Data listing

■ ■ ■ ■

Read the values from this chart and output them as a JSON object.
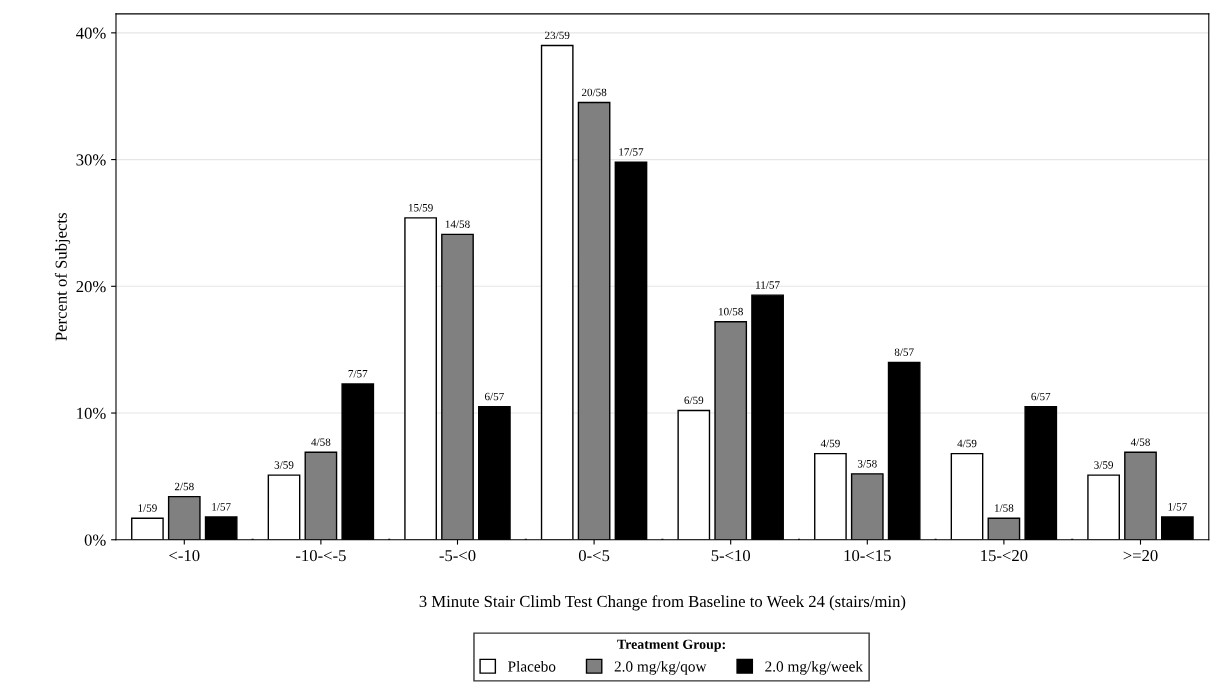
{
  "chart_data": {
    "type": "bar",
    "xlabel": "3 Minute Stair Climb Test Change from Baseline to Week 24 (stairs/min)",
    "ylabel": "Percent of Subjects",
    "legend_title": "Treatment Group:",
    "categories": [
      "<-10",
      "-10-<-5",
      "-5-<0",
      "0-<5",
      "5-<10",
      "10-<15",
      "15-<20",
      ">=20"
    ],
    "series": [
      {
        "name": "Placebo",
        "color": "#ffffff",
        "values": [
          1.7,
          5.1,
          25.4,
          39.0,
          10.2,
          6.8,
          6.8,
          5.1
        ],
        "value_labels": [
          "1/59",
          "3/59",
          "15/59",
          "23/59",
          "6/59",
          "4/59",
          "4/59",
          "3/59"
        ]
      },
      {
        "name": "2.0 mg/kg/qow",
        "color": "#808080",
        "values": [
          3.4,
          6.9,
          24.1,
          34.5,
          17.2,
          5.2,
          1.7,
          6.9
        ],
        "value_labels": [
          "2/58",
          "4/58",
          "14/58",
          "20/58",
          "10/58",
          "3/58",
          "1/58",
          "4/58"
        ]
      },
      {
        "name": "2.0 mg/kg/week",
        "color": "#000000",
        "values": [
          1.8,
          12.3,
          10.5,
          29.8,
          19.3,
          14.0,
          10.5,
          1.8
        ],
        "value_labels": [
          "1/57",
          "7/57",
          "6/57",
          "17/57",
          "11/57",
          "8/57",
          "6/57",
          "1/57"
        ]
      }
    ],
    "ylim": [
      0,
      41.5
    ],
    "yticks": [
      {
        "value": 0,
        "label": "0%"
      },
      {
        "value": 10,
        "label": "10%"
      },
      {
        "value": 20,
        "label": "20%"
      },
      {
        "value": 30,
        "label": "30%"
      },
      {
        "value": 40,
        "label": "40%"
      }
    ],
    "grid": "y",
    "legend": "bottom"
  }
}
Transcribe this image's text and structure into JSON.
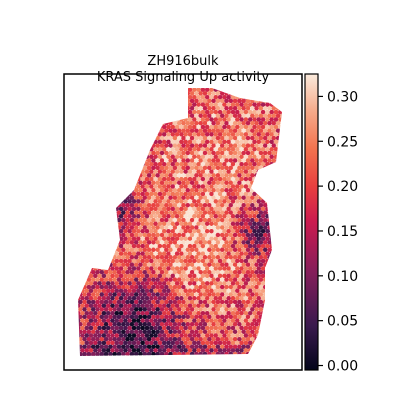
{
  "chart_data": {
    "type": "heatmap",
    "title_lines": [
      "ZH916bulk",
      "KRAS Signaling Up activity"
    ],
    "colorbar": {
      "ticks": [
        0.0,
        0.05,
        0.1,
        0.15,
        0.2,
        0.25,
        0.3
      ],
      "tick_labels": [
        "0.00",
        "0.05",
        "0.10",
        "0.15",
        "0.20",
        "0.25",
        "0.30"
      ],
      "range": [
        -0.005,
        0.325
      ],
      "colormap": "rocket"
    },
    "axes": {
      "x_ticks": false,
      "y_ticks": false,
      "grid": false
    },
    "colors": {
      "low": "#0c0a22",
      "mid_low": "#6e1e5a",
      "mid": "#e3324c",
      "mid_high": "#f3845f",
      "high": "#fbe5d7"
    }
  }
}
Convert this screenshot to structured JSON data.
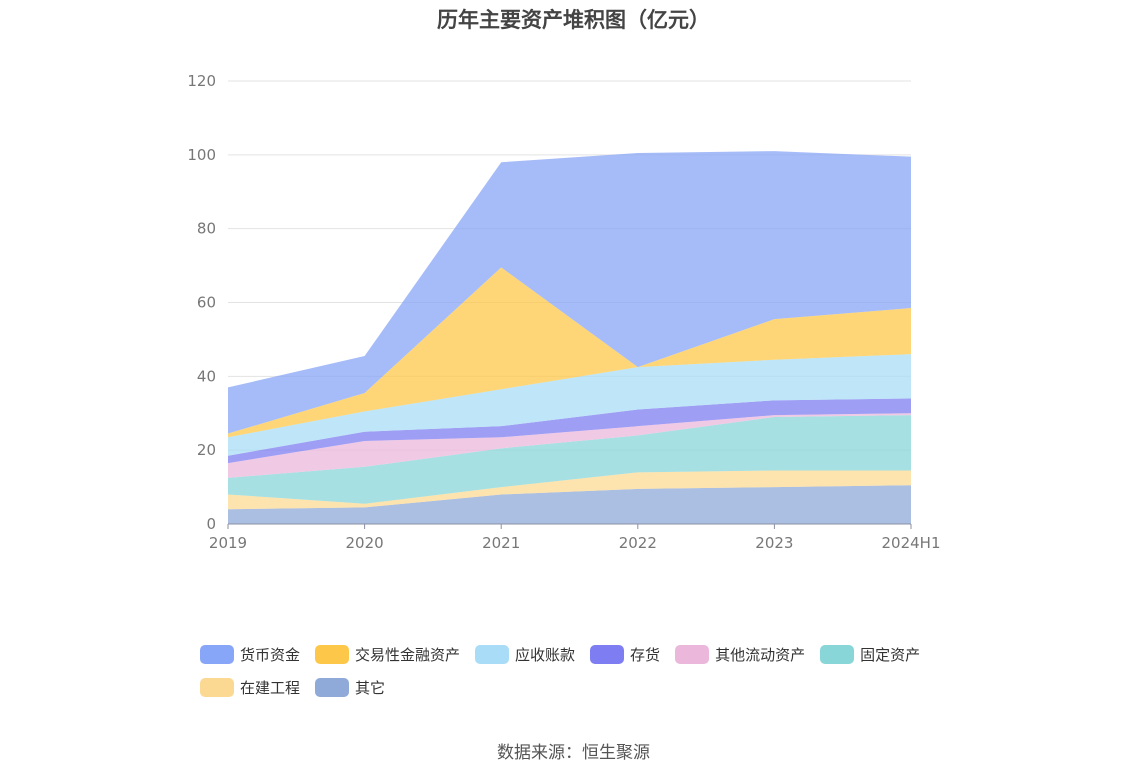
{
  "title": "历年主要资产堆积图（亿元）",
  "source": "数据来源：恒生聚源",
  "chart_data": {
    "type": "area",
    "stacked": true,
    "categories": [
      "2019",
      "2020",
      "2021",
      "2022",
      "2023",
      "2024H1"
    ],
    "ylim": [
      0,
      120
    ],
    "yticks": [
      0,
      20,
      40,
      60,
      80,
      100,
      120
    ],
    "grid": true,
    "legend_position": "bottom",
    "series": [
      {
        "name": "其它",
        "color": "#8fa9d8",
        "values": [
          4.0,
          4.5,
          8.0,
          9.5,
          10.0,
          10.5
        ]
      },
      {
        "name": "在建工程",
        "color": "#fcd993",
        "values": [
          4.0,
          1.0,
          2.0,
          4.5,
          4.5,
          4.0
        ]
      },
      {
        "name": "固定资产",
        "color": "#88d6d8",
        "values": [
          4.5,
          10.0,
          10.5,
          10.0,
          14.5,
          15.0
        ]
      },
      {
        "name": "其他流动资产",
        "color": "#ebb8dc",
        "values": [
          4.0,
          7.0,
          3.0,
          2.5,
          0.5,
          0.5
        ]
      },
      {
        "name": "存货",
        "color": "#7e7ef2",
        "values": [
          2.0,
          2.5,
          3.0,
          4.5,
          4.0,
          4.0
        ]
      },
      {
        "name": "应收账款",
        "color": "#a9dcf7",
        "values": [
          5.0,
          5.5,
          10.0,
          11.5,
          11.0,
          12.0
        ]
      },
      {
        "name": "交易性金融资产",
        "color": "#fdc84a",
        "values": [
          1.0,
          5.0,
          33.0,
          0.0,
          11.0,
          12.5
        ]
      },
      {
        "name": "货币资金",
        "color": "#88a6f7",
        "values": [
          12.5,
          10.0,
          28.5,
          58.0,
          45.5,
          41.0
        ]
      }
    ]
  },
  "legend": {
    "row1": [
      {
        "label": "货币资金",
        "color": "#88a6f7"
      },
      {
        "label": "交易性金融资产",
        "color": "#fdc84a"
      },
      {
        "label": "应收账款",
        "color": "#a9dcf7"
      },
      {
        "label": "存货",
        "color": "#7e7ef2"
      },
      {
        "label": "其他流动资产",
        "color": "#ebb8dc"
      },
      {
        "label": "固定资产",
        "color": "#88d6d8"
      }
    ],
    "row2": [
      {
        "label": "在建工程",
        "color": "#fcd993"
      },
      {
        "label": "其它",
        "color": "#8fa9d8"
      }
    ]
  }
}
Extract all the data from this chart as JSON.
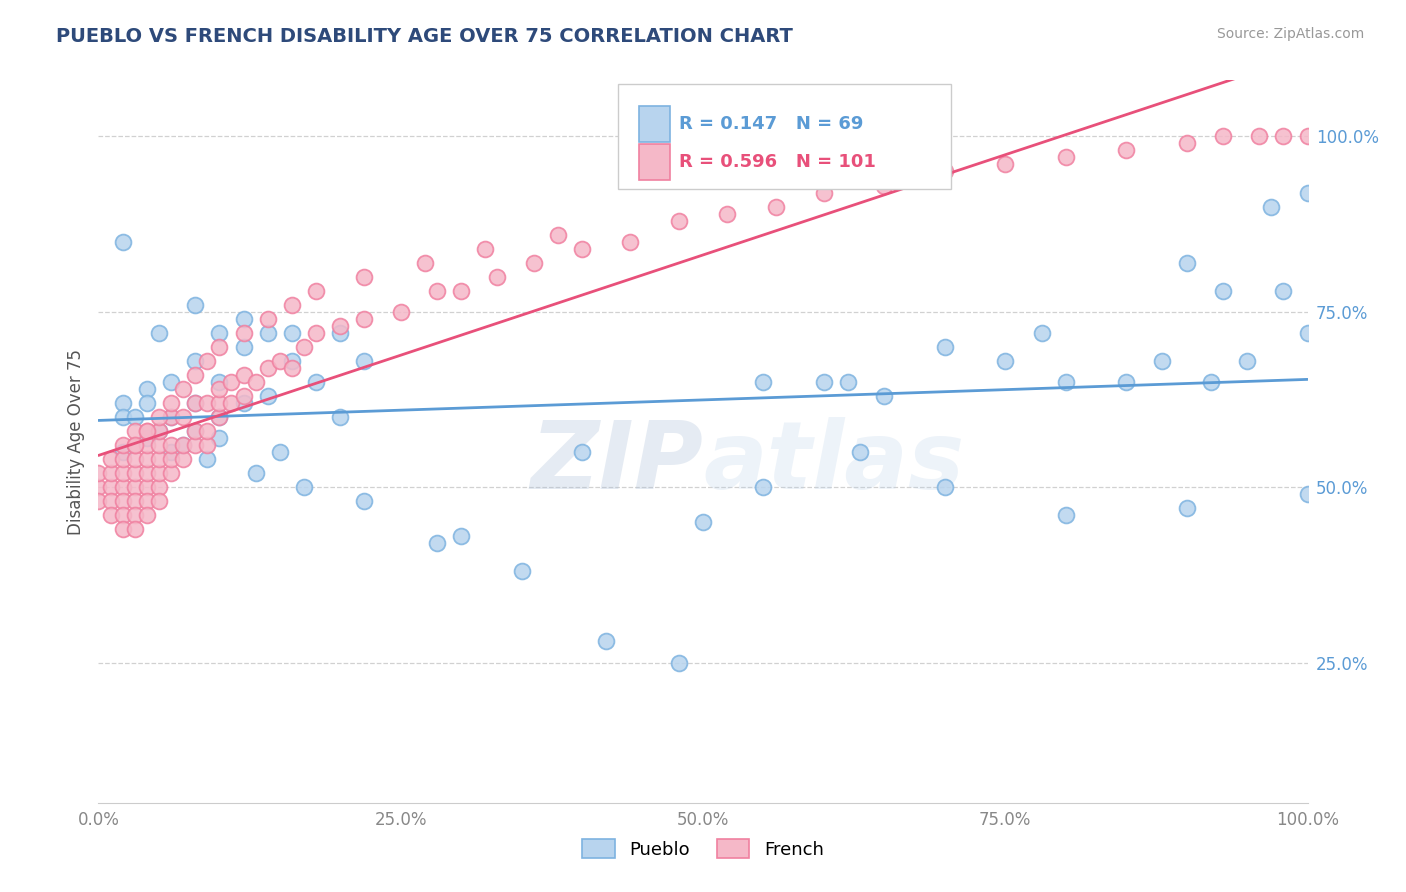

■ ■ ■ ■

**WHAT THE EXERCISE ASKS**
Extract the full listing above verbatim; pictures are to be left out of the copy.

**TASK RESULT**
Read the values from this chart and output them as a JSON object.
{
  "chart_data": {
    "type": "bar",
    "xlabel": "3 Minute Stair Climb Test Change from Baseline to Week 24 (stairs/min)",
    "ylabel": "Percent of Subjects",
    "legend_title": "Treatment Group:",
    "categories": [
      "<-10",
      "-10-<-5",
      "-5-<0",
      "0-<5",
      "5-<10",
      "10-<15",
      "15-<20",
      ">=20"
    ],
    "series": [
      {
        "name": "Placebo",
        "color": "#ffffff",
        "values": [
          1.7,
          5.1,
          25.4,
          39.0,
          10.2,
          6.8,
          6.8,
          5.1
        ],
        "value_labels": [
          "1/59",
          "3/59",
          "15/59",
          "23/59",
          "6/59",
          "4/59",
          "4/59",
          "3/59"
        ]
      },
      {
        "name": "2.0 mg/kg/qow",
        "color": "#808080",
        "values": [
          3.4,
          6.9,
          24.1,
          34.5,
          17.2,
          5.2,
          1.7,
          6.9
        ],
        "value_labels": [
          "2/58",
          "4/58",
          "14/58",
          "20/58",
          "10/58",
          "3/58",
          "1/58",
          "4/58"
        ]
      },
      {
        "name": "2.0 mg/kg/week",
        "color": "#000000",
        "values": [
          1.8,
          12.3,
          10.5,
          29.8,
          19.3,
          14.0,
          10.5,
          1.8
        ],
        "value_labels": [
          "1/57",
          "7/57",
          "6/57",
          "17/57",
          "11/57",
          "8/57",
          "6/57",
          "1/57"
        ]
      }
    ],
    "ylim": [
      0,
      41.5
    ],
    "yticks": [
      {
        "value": 0,
        "label": "0%"
      },
      {
        "value": 10,
        "label": "10%"
      },
      {
        "value": 20,
        "label": "20%"
      },
      {
        "value": 30,
        "label": "30%"
      },
      {
        "value": 40,
        "label": "40%"
      }
    ],
    "grid": "y",
    "legend": "bottom"
  }
}
Transcribe this image's text and structure into JSON.
{
  "chart_data": {
    "type": "heatmap",
    "title_lines": [
      "ZH916bulk",
      "KRAS Signaling Up activity"
    ],
    "colorbar": {
      "ticks": [
        0.0,
        0.05,
        0.1,
        0.15,
        0.2,
        0.25,
        0.3
      ],
      "tick_labels": [
        "0.00",
        "0.05",
        "0.10",
        "0.15",
        "0.20",
        "0.25",
        "0.30"
      ],
      "range": [
        -0.005,
        0.325
      ],
      "colormap": "rocket"
    },
    "axes": {
      "x_ticks": false,
      "y_ticks": false,
      "grid": false
    },
    "colors": {
      "low": "#0c0a22",
      "mid_low": "#6e1e5a",
      "mid": "#e3324c",
      "mid_high": "#f3845f",
      "high": "#fbe5d7"
    }
  }
}
Convert this screenshot to structured JSON data.
{
  "title": "历年主要资产堆积图（亿元）",
  "source": "数据来源：恒生聚源",
  "chart_data": {
    "type": "area",
    "stacked": true,
    "categories": [
      "2019",
      "2020",
      "2021",
      "2022",
      "2023",
      "2024H1"
    ],
    "ylim": [
      0,
      120
    ],
    "yticks": [
      0,
      20,
      40,
      60,
      80,
      100,
      120
    ],
    "grid": true,
    "legend_position": "bottom",
    "series": [
      {
        "name": "其它",
        "color": "#8fa9d8",
        "values": [
          4.0,
          4.5,
          8.0,
          9.5,
          10.0,
          10.5
        ]
      },
      {
        "name": "在建工程",
        "color": "#fcd993",
        "values": [
          4.0,
          1.0,
          2.0,
          4.5,
          4.5,
          4.0
        ]
      },
      {
        "name": "固定资产",
        "color": "#88d6d8",
        "values": [
          4.5,
          10.0,
          10.5,
          10.0,
          14.5,
          15.0
        ]
      },
      {
        "name": "其他流动资产",
        "color": "#ebb8dc",
        "values": [
          4.0,
          7.0,
          3.0,
          2.5,
          0.5,
          0.5
        ]
      },
      {
        "name": "存货",
        "color": "#7e7ef2",
        "values": [
          2.0,
          2.5,
          3.0,
          4.5,
          4.0,
          4.0
        ]
      },
      {
        "name": "应收账款",
        "color": "#a9dcf7",
        "values": [
          5.0,
          5.5,
          10.0,
          11.5,
          11.0,
          12.0
        ]
      },
      {
        "name": "交易性金融资产",
        "color": "#fdc84a",
        "values": [
          1.0,
          5.0,
          33.0,
          0.0,
          11.0,
          12.5
        ]
      },
      {
        "name": "货币资金",
        "color": "#88a6f7",
        "values": [
          12.5,
          10.0,
          28.5,
          58.0,
          45.5,
          41.0
        ]
      }
    ]
  },
  "legend": {
    "row1": [
      {
        "label": "货币资金",
        "color": "#88a6f7"
      },
      {
        "label": "交易性金融资产",
        "color": "#fdc84a"
      },
      {
        "label": "应收账款",
        "color": "#a9dcf7"
      },
      {
        "label": "存货",
        "color": "#7e7ef2"
      },
      {
        "label": "其他流动资产",
        "color": "#ebb8dc"
      },
      {
        "label": "固定资产",
        "color": "#88d6d8"
      }
    ],
    "row2": [
      {
        "label": "在建工程",
        "color": "#fcd993"
      },
      {
        "label": "其它",
        "color": "#8fa9d8"
      }
    ]
  }
}
Extract all the data from this chart as JSON.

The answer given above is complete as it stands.